Exercise description :: Keep only the lines of the data below that contain "bars", and copy them.

**** Information shown ****

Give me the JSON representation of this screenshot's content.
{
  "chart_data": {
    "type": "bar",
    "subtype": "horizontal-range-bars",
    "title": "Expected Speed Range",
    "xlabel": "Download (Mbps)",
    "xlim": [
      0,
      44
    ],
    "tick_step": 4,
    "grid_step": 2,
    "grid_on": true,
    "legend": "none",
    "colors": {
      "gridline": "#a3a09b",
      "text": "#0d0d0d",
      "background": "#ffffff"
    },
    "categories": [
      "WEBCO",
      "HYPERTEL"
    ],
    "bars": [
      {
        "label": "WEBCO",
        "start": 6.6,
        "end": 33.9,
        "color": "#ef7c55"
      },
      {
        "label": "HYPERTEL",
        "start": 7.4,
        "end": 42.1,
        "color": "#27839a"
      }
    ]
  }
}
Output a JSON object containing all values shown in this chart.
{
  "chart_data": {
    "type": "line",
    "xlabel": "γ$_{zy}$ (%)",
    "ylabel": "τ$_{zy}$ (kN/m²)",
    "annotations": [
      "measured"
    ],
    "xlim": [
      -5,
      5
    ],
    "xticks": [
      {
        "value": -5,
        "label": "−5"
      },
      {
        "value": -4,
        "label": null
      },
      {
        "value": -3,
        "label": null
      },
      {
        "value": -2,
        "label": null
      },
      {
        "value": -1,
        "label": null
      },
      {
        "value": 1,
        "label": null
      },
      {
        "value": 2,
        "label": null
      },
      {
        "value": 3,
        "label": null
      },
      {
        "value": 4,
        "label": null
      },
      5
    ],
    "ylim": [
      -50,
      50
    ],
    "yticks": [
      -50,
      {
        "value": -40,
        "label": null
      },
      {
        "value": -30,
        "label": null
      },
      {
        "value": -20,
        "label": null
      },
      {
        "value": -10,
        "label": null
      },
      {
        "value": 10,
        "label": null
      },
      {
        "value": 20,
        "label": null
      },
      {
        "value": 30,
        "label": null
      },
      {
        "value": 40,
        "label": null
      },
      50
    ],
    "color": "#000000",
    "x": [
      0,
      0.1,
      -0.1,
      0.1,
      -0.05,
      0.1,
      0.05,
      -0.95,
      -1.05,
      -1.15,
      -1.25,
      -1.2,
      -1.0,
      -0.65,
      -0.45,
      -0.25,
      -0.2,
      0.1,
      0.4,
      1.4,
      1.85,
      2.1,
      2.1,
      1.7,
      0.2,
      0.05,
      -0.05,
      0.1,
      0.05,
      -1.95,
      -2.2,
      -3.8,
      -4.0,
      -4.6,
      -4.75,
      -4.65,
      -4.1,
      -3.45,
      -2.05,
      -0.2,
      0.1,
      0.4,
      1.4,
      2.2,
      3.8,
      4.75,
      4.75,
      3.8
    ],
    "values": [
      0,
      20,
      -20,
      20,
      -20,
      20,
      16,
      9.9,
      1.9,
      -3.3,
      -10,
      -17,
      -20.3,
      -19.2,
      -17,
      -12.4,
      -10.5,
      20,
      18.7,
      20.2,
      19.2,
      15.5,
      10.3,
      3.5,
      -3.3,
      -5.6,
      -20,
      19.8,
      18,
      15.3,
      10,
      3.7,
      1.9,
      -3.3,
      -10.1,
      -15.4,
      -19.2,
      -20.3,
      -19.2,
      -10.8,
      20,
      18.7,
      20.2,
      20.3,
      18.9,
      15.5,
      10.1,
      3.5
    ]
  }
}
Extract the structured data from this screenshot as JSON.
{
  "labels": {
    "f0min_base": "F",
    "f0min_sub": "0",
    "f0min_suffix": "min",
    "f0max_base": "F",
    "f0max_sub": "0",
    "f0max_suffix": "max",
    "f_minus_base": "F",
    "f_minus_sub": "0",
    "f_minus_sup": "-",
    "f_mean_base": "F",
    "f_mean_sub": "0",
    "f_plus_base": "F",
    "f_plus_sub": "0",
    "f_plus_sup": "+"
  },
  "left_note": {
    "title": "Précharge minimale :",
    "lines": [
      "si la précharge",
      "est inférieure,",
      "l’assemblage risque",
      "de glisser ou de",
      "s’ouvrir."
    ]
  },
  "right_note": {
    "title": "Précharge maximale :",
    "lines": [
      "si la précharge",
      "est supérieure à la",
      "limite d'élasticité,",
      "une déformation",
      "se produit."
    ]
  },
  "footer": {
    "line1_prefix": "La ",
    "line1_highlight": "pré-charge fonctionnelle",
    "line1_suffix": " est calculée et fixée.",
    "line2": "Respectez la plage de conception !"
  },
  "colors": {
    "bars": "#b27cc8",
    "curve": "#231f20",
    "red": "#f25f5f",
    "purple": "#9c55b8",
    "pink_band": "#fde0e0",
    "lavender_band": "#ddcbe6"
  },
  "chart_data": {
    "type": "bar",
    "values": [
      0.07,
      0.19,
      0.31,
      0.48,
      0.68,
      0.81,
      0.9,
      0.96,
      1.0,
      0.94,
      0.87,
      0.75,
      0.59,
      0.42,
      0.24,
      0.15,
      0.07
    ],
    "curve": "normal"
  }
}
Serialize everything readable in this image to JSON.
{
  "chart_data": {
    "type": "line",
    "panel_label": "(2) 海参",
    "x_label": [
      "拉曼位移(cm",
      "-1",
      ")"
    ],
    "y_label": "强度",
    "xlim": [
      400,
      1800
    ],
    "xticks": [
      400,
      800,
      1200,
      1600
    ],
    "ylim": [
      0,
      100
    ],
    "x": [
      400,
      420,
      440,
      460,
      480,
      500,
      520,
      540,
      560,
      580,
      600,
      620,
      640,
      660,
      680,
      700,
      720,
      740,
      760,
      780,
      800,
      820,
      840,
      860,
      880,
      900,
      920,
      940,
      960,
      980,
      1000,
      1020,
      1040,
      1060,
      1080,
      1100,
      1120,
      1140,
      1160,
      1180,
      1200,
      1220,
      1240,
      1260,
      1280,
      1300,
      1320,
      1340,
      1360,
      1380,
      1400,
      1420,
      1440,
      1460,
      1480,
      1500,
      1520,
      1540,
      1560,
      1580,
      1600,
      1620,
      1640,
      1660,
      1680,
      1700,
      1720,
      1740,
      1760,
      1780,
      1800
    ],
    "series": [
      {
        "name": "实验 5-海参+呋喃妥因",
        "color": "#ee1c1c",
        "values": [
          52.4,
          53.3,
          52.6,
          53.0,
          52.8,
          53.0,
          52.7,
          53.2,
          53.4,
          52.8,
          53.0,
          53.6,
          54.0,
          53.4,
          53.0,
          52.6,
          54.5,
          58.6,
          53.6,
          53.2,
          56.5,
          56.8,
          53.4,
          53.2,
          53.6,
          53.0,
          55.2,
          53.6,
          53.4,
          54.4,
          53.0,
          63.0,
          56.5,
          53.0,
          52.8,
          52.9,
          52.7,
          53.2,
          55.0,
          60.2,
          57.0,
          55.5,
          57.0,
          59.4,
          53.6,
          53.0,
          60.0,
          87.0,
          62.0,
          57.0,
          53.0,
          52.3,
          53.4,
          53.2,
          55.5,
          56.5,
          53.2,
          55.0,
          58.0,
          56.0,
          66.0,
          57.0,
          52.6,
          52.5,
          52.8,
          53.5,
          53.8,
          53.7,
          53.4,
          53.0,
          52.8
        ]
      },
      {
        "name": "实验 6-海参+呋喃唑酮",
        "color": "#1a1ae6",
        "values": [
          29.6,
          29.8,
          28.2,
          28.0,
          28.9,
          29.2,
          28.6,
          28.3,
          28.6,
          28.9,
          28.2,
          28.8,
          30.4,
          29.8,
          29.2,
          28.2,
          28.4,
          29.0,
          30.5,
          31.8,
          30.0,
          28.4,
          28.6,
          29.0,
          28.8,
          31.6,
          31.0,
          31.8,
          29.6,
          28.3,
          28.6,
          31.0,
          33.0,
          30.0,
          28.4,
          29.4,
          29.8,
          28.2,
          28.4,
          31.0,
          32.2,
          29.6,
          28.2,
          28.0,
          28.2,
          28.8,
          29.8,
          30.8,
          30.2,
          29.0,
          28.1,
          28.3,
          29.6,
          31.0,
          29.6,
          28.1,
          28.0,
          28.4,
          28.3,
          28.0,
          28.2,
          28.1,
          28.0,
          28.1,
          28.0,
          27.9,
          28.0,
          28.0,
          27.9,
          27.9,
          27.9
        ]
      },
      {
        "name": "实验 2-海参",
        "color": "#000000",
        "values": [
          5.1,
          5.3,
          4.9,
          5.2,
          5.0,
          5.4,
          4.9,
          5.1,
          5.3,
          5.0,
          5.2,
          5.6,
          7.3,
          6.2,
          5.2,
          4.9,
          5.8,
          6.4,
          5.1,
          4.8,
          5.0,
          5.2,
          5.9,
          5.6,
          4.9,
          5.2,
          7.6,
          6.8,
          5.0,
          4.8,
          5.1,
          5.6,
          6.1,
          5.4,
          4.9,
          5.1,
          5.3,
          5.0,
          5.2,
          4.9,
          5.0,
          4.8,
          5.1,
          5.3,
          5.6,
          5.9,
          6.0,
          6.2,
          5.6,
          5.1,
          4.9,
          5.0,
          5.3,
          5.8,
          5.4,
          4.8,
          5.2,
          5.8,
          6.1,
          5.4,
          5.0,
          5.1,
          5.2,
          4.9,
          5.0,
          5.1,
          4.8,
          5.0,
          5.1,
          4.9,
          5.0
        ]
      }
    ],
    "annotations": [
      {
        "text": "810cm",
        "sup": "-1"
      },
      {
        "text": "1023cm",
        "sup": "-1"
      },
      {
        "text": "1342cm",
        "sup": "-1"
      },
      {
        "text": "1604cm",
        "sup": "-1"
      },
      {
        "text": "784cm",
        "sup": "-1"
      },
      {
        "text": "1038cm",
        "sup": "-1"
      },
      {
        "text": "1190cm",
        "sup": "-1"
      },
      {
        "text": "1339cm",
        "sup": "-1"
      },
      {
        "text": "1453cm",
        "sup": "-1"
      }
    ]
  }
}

****

Expected output ::
    "subtype": "horizontal-range-bars",
    "bars": [
    "bars": "#b27cc8",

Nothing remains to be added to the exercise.